--- begin Records provided ---

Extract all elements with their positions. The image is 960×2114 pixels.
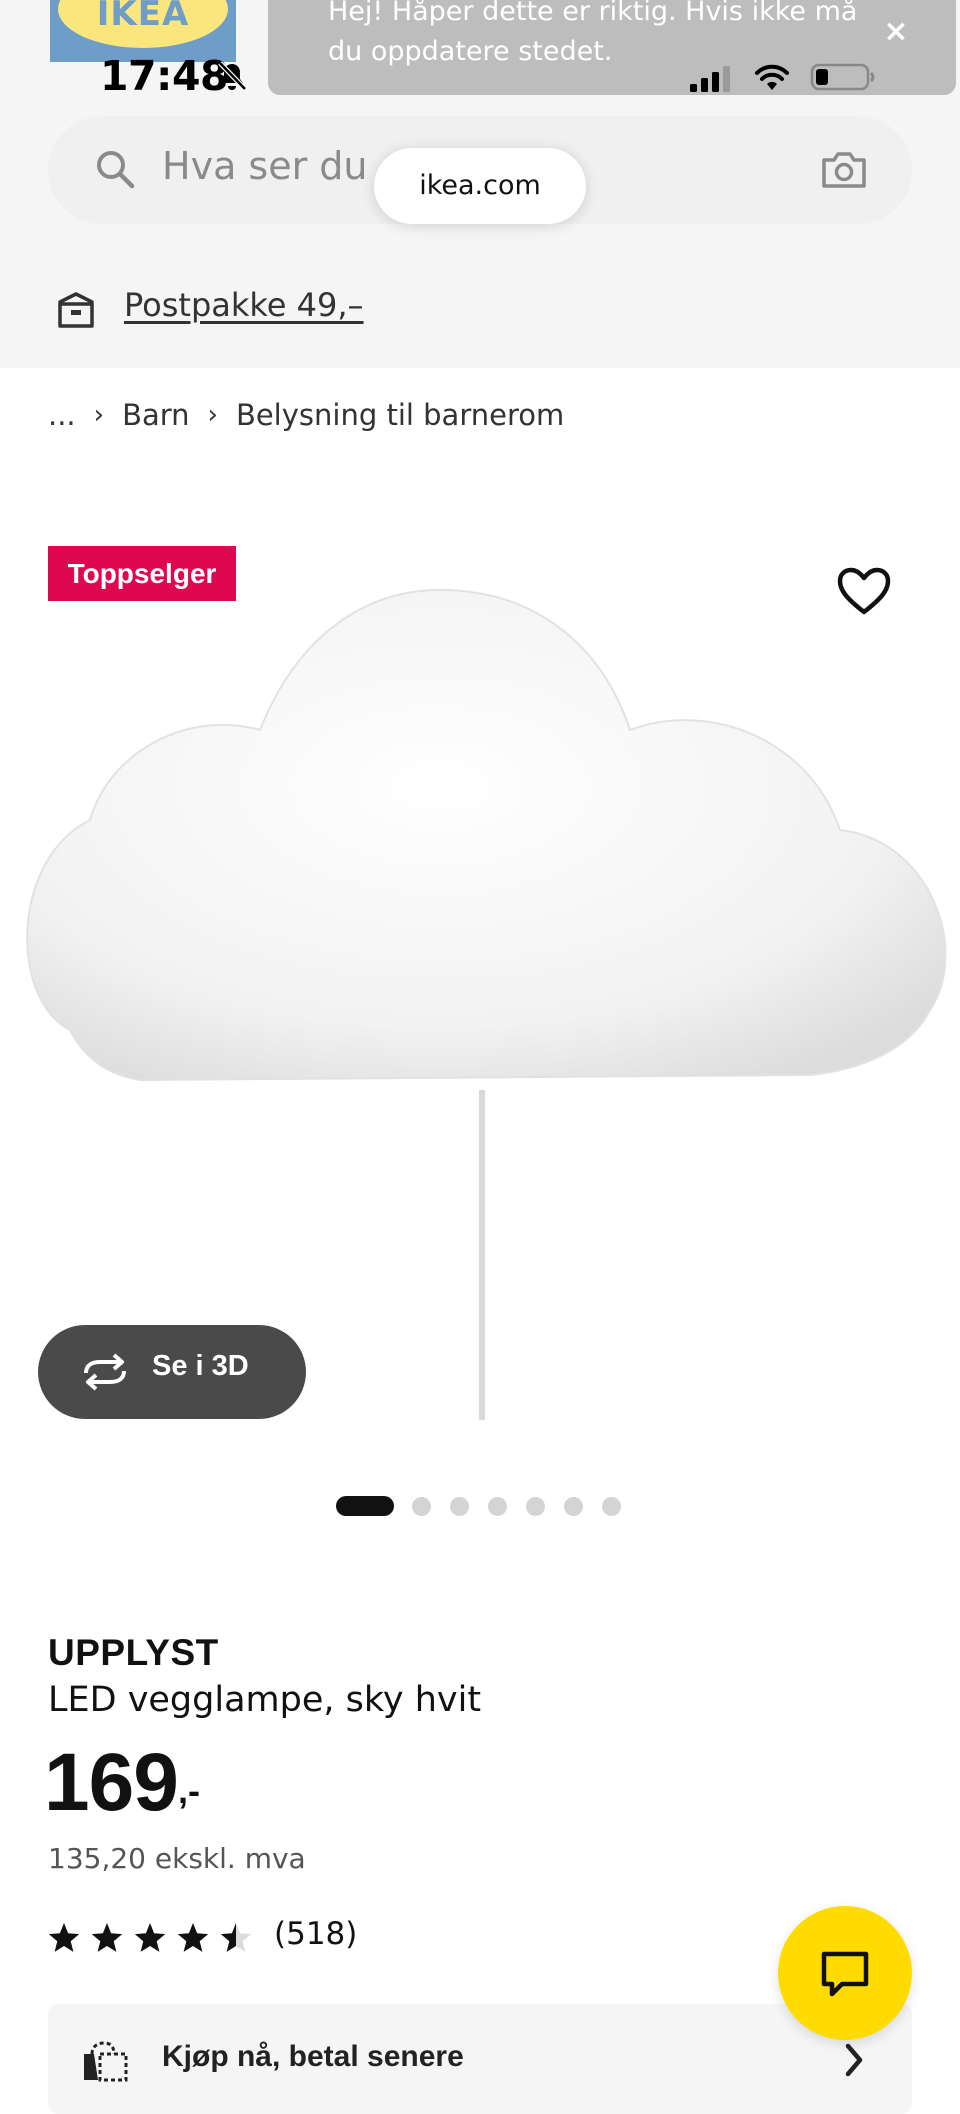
search-input[interactable]: Hva ser du e: [162, 144, 403, 188]
review-count[interactable]: (518): [274, 1916, 357, 1952]
toast-message: Hej! Håper dette er riktig. Hvis ikke må…: [328, 0, 858, 67]
wifi-icon: [755, 64, 789, 90]
url-pill[interactable]: ikea.com: [374, 148, 586, 224]
chevron-right-icon: [845, 2043, 863, 2077]
carousel-dot[interactable]: [488, 1496, 507, 1516]
carousel-dot[interactable]: [602, 1496, 621, 1516]
rotate-3d-icon: [84, 1353, 126, 1391]
price-suffix: ,-: [178, 1770, 200, 1811]
battery-icon: [810, 63, 875, 91]
product-name: UPPLYST: [48, 1632, 219, 1673]
price-ex-vat: 135,20 ekskl. mva: [48, 1842, 306, 1875]
search-icon[interactable]: [94, 148, 136, 190]
carousel-dot[interactable]: [450, 1496, 469, 1516]
bell-slash-icon: [218, 61, 247, 91]
heart-icon[interactable]: [836, 566, 892, 618]
status-time: 17:48: [100, 52, 229, 100]
bestseller-badge: Toppselger: [48, 546, 236, 601]
star-icon: [177, 1923, 209, 1952]
signal-icon: [690, 66, 730, 92]
star-icon: [134, 1923, 166, 1952]
rating-stars[interactable]: [46, 1920, 256, 1956]
breadcrumb-item-barn[interactable]: Barn: [122, 398, 189, 432]
breadcrumb-separator: ›: [93, 400, 105, 430]
view-3d-button[interactable]: Se i 3D: [38, 1325, 306, 1419]
image-carousel-indicator[interactable]: [336, 1496, 640, 1516]
shopping-bag-icon: [84, 2041, 128, 2082]
carousel-dot[interactable]: [526, 1496, 545, 1516]
toast-close-icon[interactable]: ×: [878, 14, 914, 50]
carousel-dot-active[interactable]: [336, 1496, 394, 1516]
price-integer: 169: [44, 1737, 179, 1828]
logo-text: IKEA: [96, 0, 190, 34]
breadcrumb-ellipsis[interactable]: ...: [48, 398, 76, 432]
chat-bubble-icon: [821, 1951, 869, 1997]
star-icon: [48, 1923, 80, 1952]
breadcrumb: ... › Barn › Belysning til barnerom: [48, 398, 564, 432]
chat-button[interactable]: [778, 1906, 912, 2040]
camera-icon[interactable]: [820, 148, 868, 190]
package-icon: [58, 292, 94, 328]
product-description: LED vegglampe, sky hvit: [48, 1680, 482, 1720]
shipping-link[interactable]: Postpakke 49,–: [124, 286, 364, 324]
breadcrumb-item-lighting[interactable]: Belysning til barnerom: [236, 398, 564, 432]
pay-later-label: Kjøp nå, betal senere: [162, 2040, 464, 2073]
product-image[interactable]: [10, 530, 950, 1430]
carousel-dot[interactable]: [564, 1496, 583, 1516]
star-icon: [220, 1923, 252, 1952]
view-3d-label: Se i 3D: [152, 1350, 249, 1382]
star-icon: [91, 1923, 123, 1952]
carousel-dot[interactable]: [412, 1496, 431, 1516]
breadcrumb-separator: ›: [207, 400, 218, 430]
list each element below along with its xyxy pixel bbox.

--- end Records provided ---

§ Exercise aim
Copy every entry above word for word, omitting the picture.

§ Task response
Extract all elements with their positions. The image is 960×2114 pixels.
search-input[interactable]: Hva ser du e: [162, 144, 403, 188]
review-count[interactable]: (518): [274, 1916, 357, 1952]
toast-message: Hej! Håper dette er riktig. Hvis ikke må…: [328, 0, 858, 67]
wifi-icon: [755, 64, 789, 90]
url-pill[interactable]: ikea.com: [374, 148, 586, 224]
chevron-right-icon: [845, 2043, 863, 2077]
carousel-dot[interactable]: [488, 1496, 507, 1516]
carousel-dot[interactable]: [602, 1496, 621, 1516]
rotate-3d-icon: [84, 1353, 126, 1391]
price-suffix: ,-: [178, 1770, 200, 1811]
battery-icon: [810, 63, 875, 91]
product-name: UPPLYST: [48, 1632, 219, 1673]
price-ex-vat: 135,20 ekskl. mva: [48, 1842, 306, 1875]
search-icon[interactable]: [94, 148, 136, 190]
carousel-dot[interactable]: [450, 1496, 469, 1516]
bell-slash-icon: [218, 61, 247, 91]
heart-icon[interactable]: [836, 566, 892, 618]
status-time: 17:48: [100, 52, 229, 100]
bestseller-badge: Toppselger: [48, 546, 236, 601]
star-icon: [177, 1923, 209, 1952]
signal-icon: [690, 66, 730, 92]
star-icon: [134, 1923, 166, 1952]
rating-stars[interactable]: [46, 1920, 256, 1956]
breadcrumb-item-barn[interactable]: Barn: [122, 398, 189, 432]
breadcrumb-separator: ›: [93, 400, 105, 430]
view-3d-button[interactable]: Se i 3D: [38, 1325, 306, 1419]
image-carousel-indicator[interactable]: [336, 1496, 640, 1516]
shopping-bag-icon: [84, 2041, 128, 2082]
carousel-dot[interactable]: [526, 1496, 545, 1516]
toast-close-icon[interactable]: ×: [878, 14, 914, 50]
carousel-dot-active[interactable]: [336, 1496, 394, 1516]
price-integer: 169: [44, 1737, 179, 1828]
logo-text: IKEA: [96, 0, 190, 34]
breadcrumb-ellipsis[interactable]: ...: [48, 398, 76, 432]
chat-bubble-icon: [821, 1951, 869, 1997]
star-icon: [48, 1923, 80, 1952]
breadcrumb: ... › Barn › Belysning til barnerom: [48, 398, 564, 432]
chat-button[interactable]: [778, 1906, 912, 2040]
camera-icon[interactable]: [820, 148, 868, 190]
package-icon: [58, 292, 94, 328]
product-description: LED vegglampe, sky hvit: [48, 1680, 482, 1720]
shipping-link[interactable]: Postpakke 49,–: [124, 286, 364, 324]
breadcrumb-item-lighting[interactable]: Belysning til barnerom: [236, 398, 564, 432]
pay-later-label: Kjøp nå, betal senere: [162, 2040, 464, 2073]
product-image[interactable]: [10, 530, 950, 1430]
carousel-dot[interactable]: [564, 1496, 583, 1516]
star-icon: [220, 1923, 252, 1952]
view-3d-label: Se i 3D: [152, 1350, 249, 1382]
star-icon: [91, 1923, 123, 1952]
carousel-dot[interactable]: [412, 1496, 431, 1516]
breadcrumb-separator: ›: [207, 400, 218, 430]
list each element below along with its xyxy pixel bbox.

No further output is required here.